Check each line of the records below and collect those that include the word "Expenses".

+ + + +

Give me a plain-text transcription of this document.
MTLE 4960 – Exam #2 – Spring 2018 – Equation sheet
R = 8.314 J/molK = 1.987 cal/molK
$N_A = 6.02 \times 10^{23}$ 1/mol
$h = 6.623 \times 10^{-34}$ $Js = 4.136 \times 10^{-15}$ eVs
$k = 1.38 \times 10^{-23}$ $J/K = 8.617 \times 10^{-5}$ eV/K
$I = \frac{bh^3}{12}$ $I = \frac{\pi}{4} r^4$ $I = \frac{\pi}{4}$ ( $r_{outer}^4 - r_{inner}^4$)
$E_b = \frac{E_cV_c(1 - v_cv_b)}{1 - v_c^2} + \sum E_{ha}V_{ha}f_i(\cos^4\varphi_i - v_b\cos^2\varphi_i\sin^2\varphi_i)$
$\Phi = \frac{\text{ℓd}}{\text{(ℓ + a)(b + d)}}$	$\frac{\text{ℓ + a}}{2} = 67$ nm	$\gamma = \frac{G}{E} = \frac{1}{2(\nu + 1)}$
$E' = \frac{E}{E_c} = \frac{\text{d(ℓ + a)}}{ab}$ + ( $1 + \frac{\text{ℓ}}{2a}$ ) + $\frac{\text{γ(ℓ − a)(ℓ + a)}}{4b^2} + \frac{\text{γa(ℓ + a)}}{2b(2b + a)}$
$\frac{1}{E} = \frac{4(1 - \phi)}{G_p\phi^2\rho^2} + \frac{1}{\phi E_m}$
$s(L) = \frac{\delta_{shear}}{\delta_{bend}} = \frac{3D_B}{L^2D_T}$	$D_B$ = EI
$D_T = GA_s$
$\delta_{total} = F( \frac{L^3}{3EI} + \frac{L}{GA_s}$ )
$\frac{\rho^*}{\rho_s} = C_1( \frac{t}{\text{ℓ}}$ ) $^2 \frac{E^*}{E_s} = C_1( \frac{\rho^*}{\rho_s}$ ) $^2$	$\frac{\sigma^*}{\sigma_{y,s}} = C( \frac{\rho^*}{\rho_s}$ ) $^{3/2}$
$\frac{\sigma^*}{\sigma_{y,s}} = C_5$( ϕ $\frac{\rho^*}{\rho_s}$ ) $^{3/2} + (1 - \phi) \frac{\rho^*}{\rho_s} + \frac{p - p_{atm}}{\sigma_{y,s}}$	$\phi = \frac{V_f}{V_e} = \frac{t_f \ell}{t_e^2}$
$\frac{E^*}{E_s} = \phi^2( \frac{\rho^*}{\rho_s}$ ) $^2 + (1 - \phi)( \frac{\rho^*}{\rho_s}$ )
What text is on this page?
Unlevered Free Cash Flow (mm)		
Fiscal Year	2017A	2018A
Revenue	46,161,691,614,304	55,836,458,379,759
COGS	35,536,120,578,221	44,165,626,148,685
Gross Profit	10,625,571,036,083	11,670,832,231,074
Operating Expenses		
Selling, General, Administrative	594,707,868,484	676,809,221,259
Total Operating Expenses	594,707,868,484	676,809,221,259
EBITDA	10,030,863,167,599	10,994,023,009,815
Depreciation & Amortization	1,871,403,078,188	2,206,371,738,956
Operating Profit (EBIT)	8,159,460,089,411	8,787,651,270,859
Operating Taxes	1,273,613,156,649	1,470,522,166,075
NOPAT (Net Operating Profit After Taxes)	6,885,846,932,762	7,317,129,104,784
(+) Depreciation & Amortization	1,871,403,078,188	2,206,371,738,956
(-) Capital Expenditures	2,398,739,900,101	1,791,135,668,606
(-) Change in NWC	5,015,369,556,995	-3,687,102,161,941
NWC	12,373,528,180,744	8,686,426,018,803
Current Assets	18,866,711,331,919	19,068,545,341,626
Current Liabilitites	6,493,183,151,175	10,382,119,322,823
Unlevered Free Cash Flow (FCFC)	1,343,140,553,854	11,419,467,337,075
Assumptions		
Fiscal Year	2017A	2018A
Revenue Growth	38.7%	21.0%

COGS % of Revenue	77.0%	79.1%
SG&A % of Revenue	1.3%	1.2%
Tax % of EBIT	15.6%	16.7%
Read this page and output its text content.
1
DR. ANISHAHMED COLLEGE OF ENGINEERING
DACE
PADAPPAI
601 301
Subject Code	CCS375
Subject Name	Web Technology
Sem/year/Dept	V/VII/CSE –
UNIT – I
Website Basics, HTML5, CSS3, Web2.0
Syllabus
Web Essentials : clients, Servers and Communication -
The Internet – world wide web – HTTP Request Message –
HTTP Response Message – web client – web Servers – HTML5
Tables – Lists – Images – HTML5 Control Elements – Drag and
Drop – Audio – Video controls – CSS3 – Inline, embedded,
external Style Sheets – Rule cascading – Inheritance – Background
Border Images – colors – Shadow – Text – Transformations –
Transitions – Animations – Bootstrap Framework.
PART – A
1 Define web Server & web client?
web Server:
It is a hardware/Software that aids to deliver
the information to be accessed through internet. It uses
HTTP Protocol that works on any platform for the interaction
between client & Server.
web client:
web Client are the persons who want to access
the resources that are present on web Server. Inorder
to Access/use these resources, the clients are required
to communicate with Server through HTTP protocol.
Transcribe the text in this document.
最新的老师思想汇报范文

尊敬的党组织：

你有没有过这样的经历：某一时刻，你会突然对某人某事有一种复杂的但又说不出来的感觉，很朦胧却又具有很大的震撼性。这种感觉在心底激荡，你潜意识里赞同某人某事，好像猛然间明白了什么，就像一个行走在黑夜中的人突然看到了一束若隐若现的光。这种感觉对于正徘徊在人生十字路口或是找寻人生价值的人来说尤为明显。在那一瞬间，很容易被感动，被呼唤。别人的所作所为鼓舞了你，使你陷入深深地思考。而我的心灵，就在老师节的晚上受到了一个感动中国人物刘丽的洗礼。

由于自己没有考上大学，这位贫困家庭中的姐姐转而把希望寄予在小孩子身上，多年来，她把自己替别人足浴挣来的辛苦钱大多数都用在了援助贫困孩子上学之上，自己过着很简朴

+ + + +

**Solved problem**
Operating Expenses		
Total Operating Expenses	594,707,868,484	676,809,221,259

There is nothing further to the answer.